start

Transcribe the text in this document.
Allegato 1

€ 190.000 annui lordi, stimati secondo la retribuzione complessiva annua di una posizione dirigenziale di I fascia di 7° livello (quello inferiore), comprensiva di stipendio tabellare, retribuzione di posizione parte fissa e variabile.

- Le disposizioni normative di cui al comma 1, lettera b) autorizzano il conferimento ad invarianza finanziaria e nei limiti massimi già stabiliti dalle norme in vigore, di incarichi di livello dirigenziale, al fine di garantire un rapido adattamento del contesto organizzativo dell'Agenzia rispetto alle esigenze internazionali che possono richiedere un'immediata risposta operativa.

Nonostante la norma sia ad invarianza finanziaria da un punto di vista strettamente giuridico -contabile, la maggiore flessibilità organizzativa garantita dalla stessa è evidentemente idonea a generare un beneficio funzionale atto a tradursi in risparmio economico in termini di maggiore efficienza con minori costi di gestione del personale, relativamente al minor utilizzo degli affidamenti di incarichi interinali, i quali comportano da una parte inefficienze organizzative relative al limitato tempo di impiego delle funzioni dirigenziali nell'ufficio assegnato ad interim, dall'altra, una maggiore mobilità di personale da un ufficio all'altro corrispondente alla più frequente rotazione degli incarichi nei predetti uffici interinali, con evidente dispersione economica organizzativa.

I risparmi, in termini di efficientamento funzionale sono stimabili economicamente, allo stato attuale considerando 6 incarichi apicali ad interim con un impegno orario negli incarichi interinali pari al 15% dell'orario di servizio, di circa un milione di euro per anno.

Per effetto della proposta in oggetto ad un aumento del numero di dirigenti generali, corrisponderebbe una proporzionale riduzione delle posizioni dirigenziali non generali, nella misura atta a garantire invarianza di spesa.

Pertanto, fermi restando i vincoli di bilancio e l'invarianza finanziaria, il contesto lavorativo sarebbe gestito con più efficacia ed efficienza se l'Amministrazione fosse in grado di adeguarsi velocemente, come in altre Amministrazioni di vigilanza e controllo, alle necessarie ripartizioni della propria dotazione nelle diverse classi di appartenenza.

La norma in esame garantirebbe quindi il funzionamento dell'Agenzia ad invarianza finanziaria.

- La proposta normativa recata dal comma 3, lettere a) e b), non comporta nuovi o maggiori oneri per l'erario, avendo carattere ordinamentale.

end

Exercise goal: Please list every line of the records that contains "contesto".

Solution for this problem:
- Le disposizioni normative di cui al comma 1, lettera b) autorizzano il conferimento ad invarianza finanziaria e nei limiti massimi già stabiliti dalle norme in vigore, di incarichi di livello dirigenziale, al fine di garantire un rapido adattamento del contesto organizzativo dell'Agenzia rispetto alle esigenze internazionali che possono richiedere un'immediata risposta operativa.
Pertanto, fermi restando i vincoli di bilancio e l'invarianza finanziaria, il contesto lavorativo sarebbe gestito con più efficacia ed efficienza se l'Amministrazione fosse in grado di adeguarsi velocemente, come in altre Amministrazioni di vigilanza e controllo, alle necessarie ripartizioni della propria dotazione nelle diverse classi di appartenenza.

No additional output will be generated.